- [PROBLEM]
Lines containing the word "true" are to be located and copied.

(Rows from a dataset)

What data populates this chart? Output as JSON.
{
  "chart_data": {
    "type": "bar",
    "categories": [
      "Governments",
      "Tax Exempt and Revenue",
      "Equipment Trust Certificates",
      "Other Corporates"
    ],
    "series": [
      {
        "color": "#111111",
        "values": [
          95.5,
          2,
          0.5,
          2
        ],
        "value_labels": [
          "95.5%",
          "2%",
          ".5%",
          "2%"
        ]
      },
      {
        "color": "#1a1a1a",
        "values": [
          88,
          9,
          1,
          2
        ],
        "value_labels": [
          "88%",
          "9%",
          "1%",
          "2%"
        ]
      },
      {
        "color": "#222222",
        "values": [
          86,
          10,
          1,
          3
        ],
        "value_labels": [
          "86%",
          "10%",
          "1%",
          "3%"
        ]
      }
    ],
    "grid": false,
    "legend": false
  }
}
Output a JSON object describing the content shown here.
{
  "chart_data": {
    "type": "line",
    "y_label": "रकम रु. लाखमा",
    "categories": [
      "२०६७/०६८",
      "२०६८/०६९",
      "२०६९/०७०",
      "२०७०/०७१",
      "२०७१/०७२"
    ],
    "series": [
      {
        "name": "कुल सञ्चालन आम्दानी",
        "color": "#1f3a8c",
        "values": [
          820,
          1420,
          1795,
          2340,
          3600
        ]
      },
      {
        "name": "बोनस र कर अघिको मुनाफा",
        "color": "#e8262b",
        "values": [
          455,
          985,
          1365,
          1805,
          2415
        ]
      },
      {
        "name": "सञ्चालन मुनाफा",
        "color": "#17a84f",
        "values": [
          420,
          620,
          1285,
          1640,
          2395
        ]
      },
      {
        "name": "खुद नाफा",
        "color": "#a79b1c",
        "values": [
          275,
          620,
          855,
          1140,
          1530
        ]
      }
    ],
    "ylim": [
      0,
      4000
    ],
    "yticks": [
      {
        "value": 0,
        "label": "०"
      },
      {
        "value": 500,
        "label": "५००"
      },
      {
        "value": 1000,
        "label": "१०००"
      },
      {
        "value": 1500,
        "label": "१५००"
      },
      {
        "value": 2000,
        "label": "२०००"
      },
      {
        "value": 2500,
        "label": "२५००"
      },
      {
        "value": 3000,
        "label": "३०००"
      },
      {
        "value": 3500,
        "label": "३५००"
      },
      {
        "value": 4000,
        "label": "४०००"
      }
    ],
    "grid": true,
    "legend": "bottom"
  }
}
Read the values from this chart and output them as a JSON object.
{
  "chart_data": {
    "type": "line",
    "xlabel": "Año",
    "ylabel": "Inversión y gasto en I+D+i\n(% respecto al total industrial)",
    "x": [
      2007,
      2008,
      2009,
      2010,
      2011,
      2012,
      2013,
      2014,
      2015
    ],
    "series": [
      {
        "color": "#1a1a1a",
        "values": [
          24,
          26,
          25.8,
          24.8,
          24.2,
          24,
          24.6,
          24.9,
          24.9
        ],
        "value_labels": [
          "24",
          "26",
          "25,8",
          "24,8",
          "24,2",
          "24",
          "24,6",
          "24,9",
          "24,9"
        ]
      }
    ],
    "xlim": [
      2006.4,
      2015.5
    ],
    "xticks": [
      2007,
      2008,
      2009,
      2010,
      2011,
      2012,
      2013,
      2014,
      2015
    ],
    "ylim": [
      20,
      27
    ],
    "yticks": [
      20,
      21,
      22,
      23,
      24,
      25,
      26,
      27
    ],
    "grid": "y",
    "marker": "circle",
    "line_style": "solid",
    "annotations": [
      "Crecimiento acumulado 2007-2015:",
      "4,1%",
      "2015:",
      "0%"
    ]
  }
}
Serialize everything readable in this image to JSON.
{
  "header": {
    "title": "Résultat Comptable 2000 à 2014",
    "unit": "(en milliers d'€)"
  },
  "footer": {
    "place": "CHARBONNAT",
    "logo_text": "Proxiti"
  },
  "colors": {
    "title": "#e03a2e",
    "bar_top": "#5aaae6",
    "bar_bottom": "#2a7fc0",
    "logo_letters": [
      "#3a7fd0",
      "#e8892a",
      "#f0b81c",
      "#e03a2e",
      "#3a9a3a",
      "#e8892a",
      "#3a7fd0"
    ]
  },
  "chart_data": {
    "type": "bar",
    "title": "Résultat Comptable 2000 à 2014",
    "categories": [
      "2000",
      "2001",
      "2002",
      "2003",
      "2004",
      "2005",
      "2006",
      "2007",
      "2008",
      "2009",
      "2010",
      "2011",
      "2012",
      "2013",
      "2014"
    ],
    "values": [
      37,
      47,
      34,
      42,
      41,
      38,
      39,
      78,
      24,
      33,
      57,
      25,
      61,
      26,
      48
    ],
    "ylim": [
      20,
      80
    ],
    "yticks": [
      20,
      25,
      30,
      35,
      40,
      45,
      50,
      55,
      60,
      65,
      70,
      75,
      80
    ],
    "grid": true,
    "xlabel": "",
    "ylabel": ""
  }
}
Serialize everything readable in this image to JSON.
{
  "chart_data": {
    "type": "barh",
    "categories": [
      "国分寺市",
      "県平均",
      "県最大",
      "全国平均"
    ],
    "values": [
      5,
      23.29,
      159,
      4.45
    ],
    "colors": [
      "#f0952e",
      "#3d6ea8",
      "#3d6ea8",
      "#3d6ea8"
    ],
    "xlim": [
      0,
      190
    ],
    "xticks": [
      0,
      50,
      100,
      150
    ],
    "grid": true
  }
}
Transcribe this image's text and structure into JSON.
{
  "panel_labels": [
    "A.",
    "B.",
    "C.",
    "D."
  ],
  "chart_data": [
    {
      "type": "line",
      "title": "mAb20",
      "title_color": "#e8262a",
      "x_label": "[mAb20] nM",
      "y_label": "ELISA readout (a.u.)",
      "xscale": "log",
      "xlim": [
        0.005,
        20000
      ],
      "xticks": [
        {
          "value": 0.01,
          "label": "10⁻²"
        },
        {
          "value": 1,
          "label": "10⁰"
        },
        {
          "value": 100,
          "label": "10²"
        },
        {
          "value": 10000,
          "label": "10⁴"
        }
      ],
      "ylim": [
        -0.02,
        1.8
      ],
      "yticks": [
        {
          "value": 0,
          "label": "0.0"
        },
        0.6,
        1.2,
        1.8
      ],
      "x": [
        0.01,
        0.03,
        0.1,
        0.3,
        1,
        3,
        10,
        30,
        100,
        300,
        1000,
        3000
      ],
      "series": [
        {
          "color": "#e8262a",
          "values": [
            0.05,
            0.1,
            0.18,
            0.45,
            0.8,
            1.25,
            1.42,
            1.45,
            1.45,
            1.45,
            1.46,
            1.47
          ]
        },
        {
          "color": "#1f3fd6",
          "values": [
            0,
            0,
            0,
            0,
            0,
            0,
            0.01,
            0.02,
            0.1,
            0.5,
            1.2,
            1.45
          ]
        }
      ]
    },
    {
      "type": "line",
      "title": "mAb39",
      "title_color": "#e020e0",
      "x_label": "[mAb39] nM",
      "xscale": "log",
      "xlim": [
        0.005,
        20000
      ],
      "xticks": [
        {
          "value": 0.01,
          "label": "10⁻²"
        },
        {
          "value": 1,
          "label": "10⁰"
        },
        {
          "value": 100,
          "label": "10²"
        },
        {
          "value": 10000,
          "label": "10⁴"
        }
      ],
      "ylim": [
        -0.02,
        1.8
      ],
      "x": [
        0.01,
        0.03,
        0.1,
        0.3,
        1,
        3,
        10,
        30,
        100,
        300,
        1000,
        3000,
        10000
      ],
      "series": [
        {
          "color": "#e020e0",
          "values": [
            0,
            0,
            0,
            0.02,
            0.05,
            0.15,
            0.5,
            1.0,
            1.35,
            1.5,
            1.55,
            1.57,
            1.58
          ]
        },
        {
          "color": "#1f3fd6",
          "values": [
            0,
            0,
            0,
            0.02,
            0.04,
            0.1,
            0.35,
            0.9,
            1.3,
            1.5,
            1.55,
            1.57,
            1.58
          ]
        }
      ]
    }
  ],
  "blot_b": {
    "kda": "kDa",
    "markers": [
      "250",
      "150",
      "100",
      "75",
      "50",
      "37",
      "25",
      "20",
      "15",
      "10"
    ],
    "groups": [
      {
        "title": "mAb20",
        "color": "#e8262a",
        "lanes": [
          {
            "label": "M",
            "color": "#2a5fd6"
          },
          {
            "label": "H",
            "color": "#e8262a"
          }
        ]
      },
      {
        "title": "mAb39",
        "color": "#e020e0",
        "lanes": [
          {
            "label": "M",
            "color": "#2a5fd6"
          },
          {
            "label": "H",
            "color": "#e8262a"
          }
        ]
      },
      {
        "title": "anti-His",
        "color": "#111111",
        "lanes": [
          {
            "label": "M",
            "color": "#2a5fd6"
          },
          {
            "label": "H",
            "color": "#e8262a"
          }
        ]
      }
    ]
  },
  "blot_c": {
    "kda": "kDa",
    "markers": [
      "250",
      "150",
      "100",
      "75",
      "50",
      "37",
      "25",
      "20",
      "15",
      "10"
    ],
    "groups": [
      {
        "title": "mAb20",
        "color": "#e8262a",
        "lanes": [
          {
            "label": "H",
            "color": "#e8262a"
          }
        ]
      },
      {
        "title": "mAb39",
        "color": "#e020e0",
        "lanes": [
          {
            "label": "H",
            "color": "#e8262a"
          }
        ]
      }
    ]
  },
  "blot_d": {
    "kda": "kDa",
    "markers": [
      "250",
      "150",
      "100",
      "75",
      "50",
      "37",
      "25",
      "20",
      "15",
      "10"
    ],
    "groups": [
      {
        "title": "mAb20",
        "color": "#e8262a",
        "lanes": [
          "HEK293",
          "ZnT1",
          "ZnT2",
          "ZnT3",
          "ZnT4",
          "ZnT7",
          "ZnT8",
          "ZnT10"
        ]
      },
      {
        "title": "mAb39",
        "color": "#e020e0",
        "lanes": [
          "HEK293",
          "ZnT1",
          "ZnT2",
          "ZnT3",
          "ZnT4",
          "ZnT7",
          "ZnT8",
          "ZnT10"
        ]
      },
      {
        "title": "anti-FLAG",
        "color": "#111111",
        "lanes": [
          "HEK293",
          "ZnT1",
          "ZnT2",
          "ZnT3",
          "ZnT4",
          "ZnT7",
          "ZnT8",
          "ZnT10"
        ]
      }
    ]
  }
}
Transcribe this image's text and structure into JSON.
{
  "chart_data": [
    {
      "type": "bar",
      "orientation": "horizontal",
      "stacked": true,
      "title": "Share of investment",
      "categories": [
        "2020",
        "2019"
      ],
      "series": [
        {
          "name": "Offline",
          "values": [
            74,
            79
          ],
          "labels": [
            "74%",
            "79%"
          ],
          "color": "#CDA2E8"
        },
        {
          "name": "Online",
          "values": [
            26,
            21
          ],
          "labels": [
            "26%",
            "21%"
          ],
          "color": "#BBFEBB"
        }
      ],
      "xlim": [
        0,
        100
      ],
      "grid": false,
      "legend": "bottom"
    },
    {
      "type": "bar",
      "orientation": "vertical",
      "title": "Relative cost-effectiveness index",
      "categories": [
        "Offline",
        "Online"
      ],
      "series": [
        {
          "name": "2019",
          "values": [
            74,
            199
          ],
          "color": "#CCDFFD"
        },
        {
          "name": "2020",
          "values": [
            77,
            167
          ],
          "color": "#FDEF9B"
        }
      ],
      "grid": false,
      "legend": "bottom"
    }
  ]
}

- [RESULT]
    "grid": true,
    "grid": true,
    "grid": true
      "stacked": true,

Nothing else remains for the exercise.